◆ **WORK REQUIRED**
From the entries below, please gather each line containing the string "最新自我鉴定".

◆ **DATA FOR THE TASK**
• • • •
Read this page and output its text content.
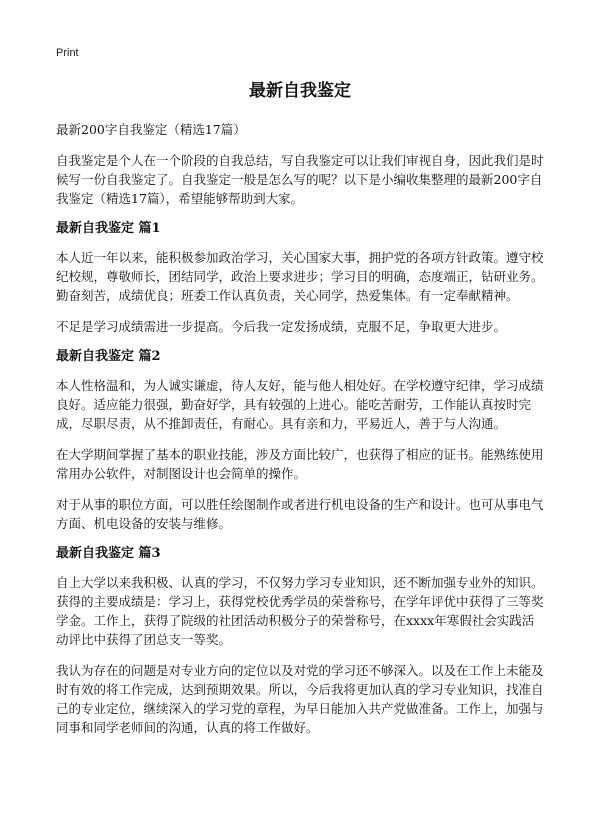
Print

最新自我鉴定

最新200字自我鉴定（精选17篇）

自我鉴定是个人在一个阶段的自我总结，写自我鉴定可以让我们审视自身，因此我们是时候写一份自我鉴定了。自我鉴定一般是怎么写的呢？以下是小编收集整理的最新200字自我鉴定（精选17篇），希望能够帮助到大家。

最新自我鉴定 篇1

本人近一年以来，能积极参加政治学习，关心国家大事，拥护党的各项方针政策。遵守校纪校规，尊敬师长，团结同学，政治上要求进步；学习目的明确，态度端正，钻研业务。勤奋刻苦，成绩优良；班委工作认真负责，关心同学，热爱集体。有一定奉献精神。

不足是学习成绩需进一步提高。今后我一定发扬成绩，克服不足，争取更大进步。

最新自我鉴定 篇2

本人性格温和，为人诚实谦虚，待人友好，能与他人相处好。在学校遵守纪律，学习成绩良好。适应能力很强，勤奋好学，具有较强的上进心。能吃苦耐劳，工作能认真按时完成，尽职尽责，从不推卸责任，有耐心。具有亲和力，平易近人，善于与人沟通。

在大学期间掌握了基本的职业技能，涉及方面比较广，也获得了相应的证书。能熟练使用常用办公软件，对制图设计也会简单的操作。

对于从事的职位方面，可以胜任绘图制作或者进行机电设备的生产和设计。也可从事电气方面、机电设备的安装与维修。

最新自我鉴定 篇3

自上大学以来我积极、认真的学习，不仅努力学习专业知识，还不断加强专业外的知识。获得的主要成绩是：学习上，获得党校优秀学员的荣誉称号，在学年评优中获得了三等奖学金。工作上，获得了院级的社团活动积极分子的荣誉称号，在xxxx年寒假社会实践活动评比中获得了团总支一等奖。

我认为存在的问题是对专业方向的定位以及对党的学习还不够深入。以及在工作上未能及时有效的将工作完成，达到预期效果。所以，今后我将更加认真的学习专业知识，找准自己的专业定位，继续深入的学习党的章程，为早日能加入共产党做准备。工作上，加强与同事和同学老师间的沟通，认真的将工作做好。
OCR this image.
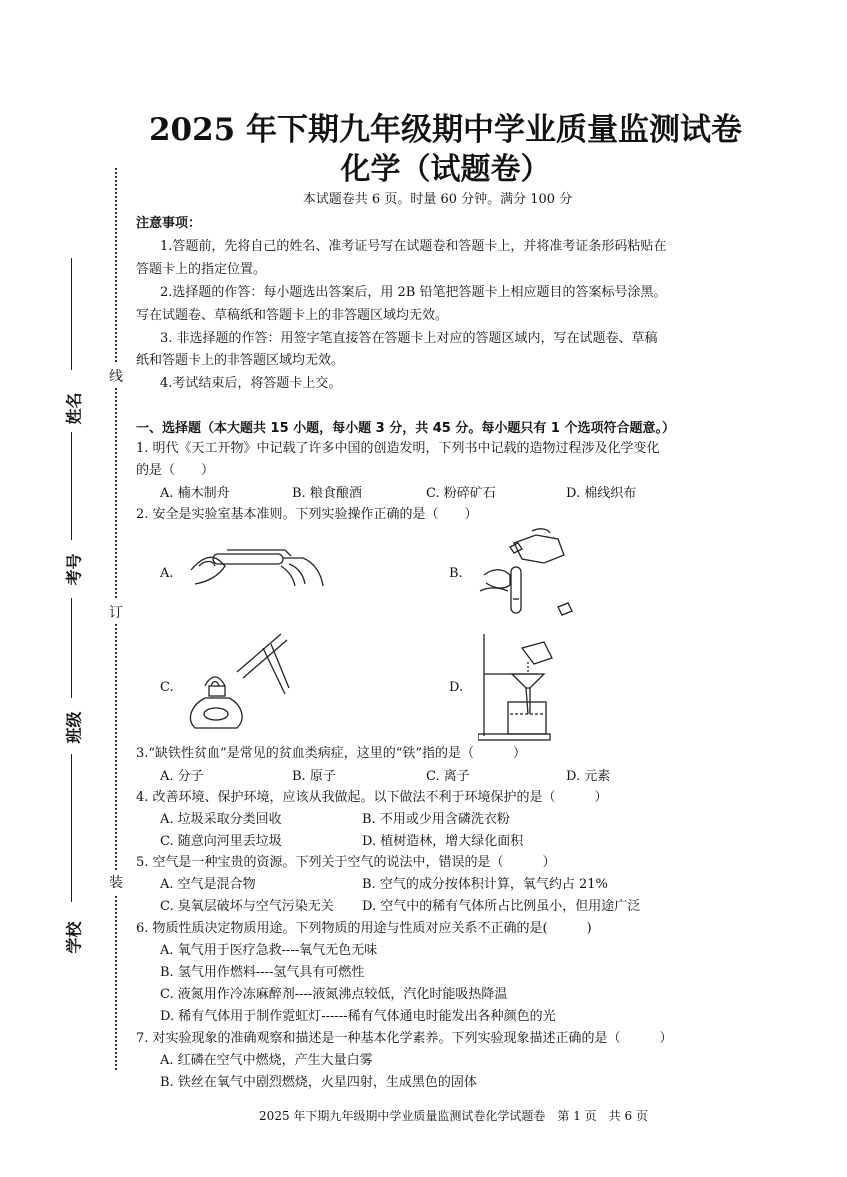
线
订
装
姓名
考号
班级
学校
2025 年下期九年级期中学业质量监测试卷
化学（试题卷）
本试题卷共 6 页。时量 60 分钟。满分 100 分
注意事项：
1.答题前，先将自己的姓名、准考证号写在试题卷和答题卡上，并将准考证条形码粘贴在
答题卡上的指定位置。
2.选择题的作答：每小题选出答案后，用 2B 铅笔把答题卡上相应题目的答案标号涂黑。
写在试题卷、草稿纸和答题卡上的非答题区域均无效。
3. 非选择题的作答：用签字笔直接答在答题卡上对应的答题区域内，写在试题卷、草稿
纸和答题卡上的非答题区域均无效。
4.考试结束后，将答题卡上交。
一、选择题（本大题共 15 小题，每小题 3 分，共 45 分。每小题只有 1 个选项符合题意。）
1. 明代《天工开物》中记载了许多中国的创造发明，下列书中记载的造物过程涉及化学变化
的是（　　）
A. 楠木制舟	B. 粮食酿酒	C. 粉碎矿石	D. 棉线织布
2. 安全是实验室基本准则。下列实验操作正确的是（　　）
A.	B.
C.	D.
3.“缺铁性贫血”是常见的贫血类病症，这里的“铁”指的是（　　　）
A. 分子	B. 原子	C. 离子	D. 元素
4. 改善环境、保护环境，应该从我做起。以下做法不利于环境保护的是（　　　）
A. 垃圾采取分类回收	B. 不用或少用含磷洗衣粉
C. 随意向河里丢垃圾	D. 植树造林，增大绿化面积
5. 空气是一种宝贵的资源。下列关于空气的说法中，错误的是（　　　）
A. 空气是混合物	B. 空气的成分按体积计算，氧气约占 21%
C. 臭氧层破坏与空气污染无关 D. 空气中的稀有气体所占比例虽小，但用途广泛
6. 物质性质决定物质用途。下列物质的用途与性质对应关系不正确的是(　　　)
A. 氧气用于医疗急救----氧气无色无味
B. 氢气用作燃料----氢气具有可燃性
C. 液氮用作冷冻麻醉剂----液氮沸点较低，汽化时能吸热降温
D. 稀有气体用于制作霓虹灯------稀有气体通电时能发出各种颜色的光
7. 对实验现象的准确观察和描述是一种基本化学素养。下列实验现象描述正确的是（　　　）
A. 红磷在空气中燃烧，产生大量白雾
B. 铁丝在氧气中剧烈燃烧，火星四射，生成黑色的固体
2025 年下期九年级期中学业质量监测试卷化学试题卷　第 1 页　共 6 页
• • • •
◆ **SOLUTION TO THE PROBLEM**
最新自我鉴定
最新自我鉴定 篇1
最新自我鉴定 篇2
最新自我鉴定 篇3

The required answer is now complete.